• Direction
Return every line of the records below verbatim, with no pictures in the copy.

* * * * * * * * *

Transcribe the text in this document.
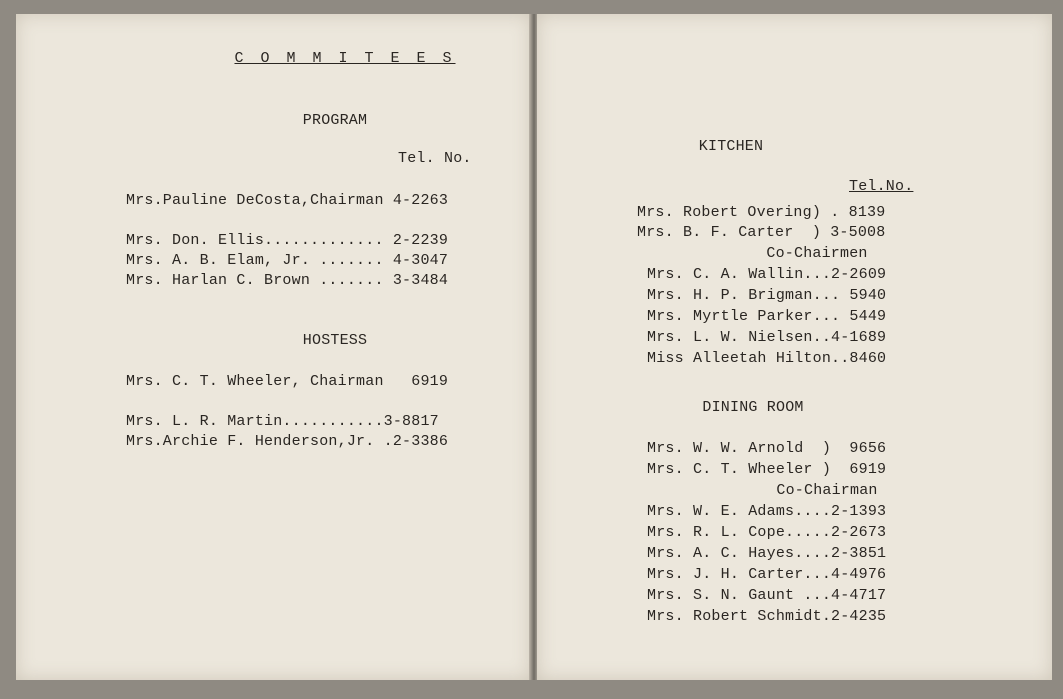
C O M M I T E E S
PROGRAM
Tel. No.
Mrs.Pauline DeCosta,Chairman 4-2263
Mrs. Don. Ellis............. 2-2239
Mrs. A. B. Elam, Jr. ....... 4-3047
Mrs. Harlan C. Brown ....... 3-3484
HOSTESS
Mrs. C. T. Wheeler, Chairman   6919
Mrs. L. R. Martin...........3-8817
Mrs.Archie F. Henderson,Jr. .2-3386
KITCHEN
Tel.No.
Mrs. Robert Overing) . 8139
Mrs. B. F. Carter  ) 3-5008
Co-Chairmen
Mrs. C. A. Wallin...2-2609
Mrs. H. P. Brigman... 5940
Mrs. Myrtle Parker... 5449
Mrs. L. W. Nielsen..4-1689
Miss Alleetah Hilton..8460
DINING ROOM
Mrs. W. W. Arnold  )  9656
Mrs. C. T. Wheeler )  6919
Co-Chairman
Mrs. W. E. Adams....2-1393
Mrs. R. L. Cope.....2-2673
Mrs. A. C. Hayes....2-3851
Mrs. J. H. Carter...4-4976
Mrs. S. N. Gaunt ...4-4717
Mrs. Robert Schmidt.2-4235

* * * * * * * * *

• Correct response
Transcribe the text in this document.
C O M M I T E E S
PROGRAM
Tel. No.
Mrs.Pauline DeCosta,Chairman 4-2263
Mrs. Don. Ellis............. 2-2239
Mrs. A. B. Elam, Jr. ....... 4-3047
Mrs. Harlan C. Brown ....... 3-3484
HOSTESS
Mrs. C. T. Wheeler, Chairman   6919
Mrs. L. R. Martin...........3-8817
Mrs.Archie F. Henderson,Jr. .2-3386
KITCHEN
Tel.No.
Mrs. Robert Overing) . 8139
Mrs. B. F. Carter  ) 3-5008
Co-Chairmen
Mrs. C. A. Wallin...2-2609
Mrs. H. P. Brigman... 5940
Mrs. Myrtle Parker... 5449
Mrs. L. W. Nielsen..4-1689
Miss Alleetah Hilton..8460
DINING ROOM
Mrs. W. W. Arnold  )  9656
Mrs. C. T. Wheeler )  6919
Co-Chairman
Mrs. W. E. Adams....2-1393
Mrs. R. L. Cope.....2-2673
Mrs. A. C. Hayes....2-3851
Mrs. J. H. Carter...4-4976
Mrs. S. N. Gaunt ...4-4717
Mrs. Robert Schmidt.2-4235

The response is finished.